## begin DATA PROVIDED

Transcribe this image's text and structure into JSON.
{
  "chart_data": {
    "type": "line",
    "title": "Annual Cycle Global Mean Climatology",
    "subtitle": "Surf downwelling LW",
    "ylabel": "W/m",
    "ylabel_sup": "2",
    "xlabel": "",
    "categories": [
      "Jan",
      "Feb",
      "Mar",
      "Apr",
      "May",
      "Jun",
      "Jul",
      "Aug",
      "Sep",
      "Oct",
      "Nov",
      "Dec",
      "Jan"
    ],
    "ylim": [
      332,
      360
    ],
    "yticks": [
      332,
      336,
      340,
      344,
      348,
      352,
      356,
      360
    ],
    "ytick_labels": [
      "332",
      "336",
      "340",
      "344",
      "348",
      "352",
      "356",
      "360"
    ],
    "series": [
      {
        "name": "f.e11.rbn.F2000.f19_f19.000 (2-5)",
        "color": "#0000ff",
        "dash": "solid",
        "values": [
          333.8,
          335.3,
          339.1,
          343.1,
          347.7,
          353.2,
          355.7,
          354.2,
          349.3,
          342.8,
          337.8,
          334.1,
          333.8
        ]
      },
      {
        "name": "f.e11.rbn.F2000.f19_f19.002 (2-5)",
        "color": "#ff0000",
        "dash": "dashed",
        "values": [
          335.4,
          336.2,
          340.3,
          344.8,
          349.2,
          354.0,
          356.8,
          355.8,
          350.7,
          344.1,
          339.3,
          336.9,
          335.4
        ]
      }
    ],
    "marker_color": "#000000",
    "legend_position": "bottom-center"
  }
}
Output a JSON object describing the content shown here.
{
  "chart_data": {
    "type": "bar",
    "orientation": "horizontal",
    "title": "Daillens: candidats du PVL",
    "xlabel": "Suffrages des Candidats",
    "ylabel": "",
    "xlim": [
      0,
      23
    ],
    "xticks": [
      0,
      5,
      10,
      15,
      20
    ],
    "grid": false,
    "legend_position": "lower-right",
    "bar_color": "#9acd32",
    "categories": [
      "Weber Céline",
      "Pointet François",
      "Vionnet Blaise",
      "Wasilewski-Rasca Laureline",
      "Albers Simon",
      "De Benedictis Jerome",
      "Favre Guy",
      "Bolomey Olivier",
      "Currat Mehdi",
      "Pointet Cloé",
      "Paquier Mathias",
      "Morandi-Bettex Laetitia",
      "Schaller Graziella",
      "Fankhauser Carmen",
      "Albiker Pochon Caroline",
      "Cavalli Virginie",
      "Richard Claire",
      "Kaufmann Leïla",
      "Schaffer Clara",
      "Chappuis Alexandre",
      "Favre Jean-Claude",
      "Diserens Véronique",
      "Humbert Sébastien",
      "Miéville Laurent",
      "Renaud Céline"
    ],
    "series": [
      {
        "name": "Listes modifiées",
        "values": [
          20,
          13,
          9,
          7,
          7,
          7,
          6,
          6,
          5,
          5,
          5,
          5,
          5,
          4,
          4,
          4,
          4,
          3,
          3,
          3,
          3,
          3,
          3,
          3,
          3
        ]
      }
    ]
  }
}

## end DATA PROVIDED

GIVEN PROBLEM
Repeat the lines above exactly.

THE OUTPUT
Transcribe this image's text and structure into JSON.
{
  "chart_data": {
    "type": "line",
    "title": "Annual Cycle Global Mean Climatology",
    "subtitle": "Surf downwelling LW",
    "ylabel": "W/m",
    "ylabel_sup": "2",
    "xlabel": "",
    "categories": [
      "Jan",
      "Feb",
      "Mar",
      "Apr",
      "May",
      "Jun",
      "Jul",
      "Aug",
      "Sep",
      "Oct",
      "Nov",
      "Dec",
      "Jan"
    ],
    "ylim": [
      332,
      360
    ],
    "yticks": [
      332,
      336,
      340,
      344,
      348,
      352,
      356,
      360
    ],
    "ytick_labels": [
      "332",
      "336",
      "340",
      "344",
      "348",
      "352",
      "356",
      "360"
    ],
    "series": [
      {
        "name": "f.e11.rbn.F2000.f19_f19.000 (2-5)",
        "color": "#0000ff",
        "dash": "solid",
        "values": [
          333.8,
          335.3,
          339.1,
          343.1,
          347.7,
          353.2,
          355.7,
          354.2,
          349.3,
          342.8,
          337.8,
          334.1,
          333.8
        ]
      },
      {
        "name": "f.e11.rbn.F2000.f19_f19.002 (2-5)",
        "color": "#ff0000",
        "dash": "dashed",
        "values": [
          335.4,
          336.2,
          340.3,
          344.8,
          349.2,
          354.0,
          356.8,
          355.8,
          350.7,
          344.1,
          339.3,
          336.9,
          335.4
        ]
      }
    ],
    "marker_color": "#000000",
    "legend_position": "bottom-center"
  }
}
Output a JSON object describing the content shown here.
{
  "chart_data": {
    "type": "bar",
    "orientation": "horizontal",
    "title": "Daillens: candidats du PVL",
    "xlabel": "Suffrages des Candidats",
    "ylabel": "",
    "xlim": [
      0,
      23
    ],
    "xticks": [
      0,
      5,
      10,
      15,
      20
    ],
    "grid": false,
    "legend_position": "lower-right",
    "bar_color": "#9acd32",
    "categories": [
      "Weber Céline",
      "Pointet François",
      "Vionnet Blaise",
      "Wasilewski-Rasca Laureline",
      "Albers Simon",
      "De Benedictis Jerome",
      "Favre Guy",
      "Bolomey Olivier",
      "Currat Mehdi",
      "Pointet Cloé",
      "Paquier Mathias",
      "Morandi-Bettex Laetitia",
      "Schaller Graziella",
      "Fankhauser Carmen",
      "Albiker Pochon Caroline",
      "Cavalli Virginie",
      "Richard Claire",
      "Kaufmann Leïla",
      "Schaffer Clara",
      "Chappuis Alexandre",
      "Favre Jean-Claude",
      "Diserens Véronique",
      "Humbert Sébastien",
      "Miéville Laurent",
      "Renaud Céline"
    ],
    "series": [
      {
        "name": "Listes modifiées",
        "values": [
          20,
          13,
          9,
          7,
          7,
          7,
          6,
          6,
          5,
          5,
          5,
          5,
          5,
          4,
          4,
          4,
          4,
          3,
          3,
          3,
          3,
          3,
          3,
          3,
          3
        ]
      }
    ]
  }
}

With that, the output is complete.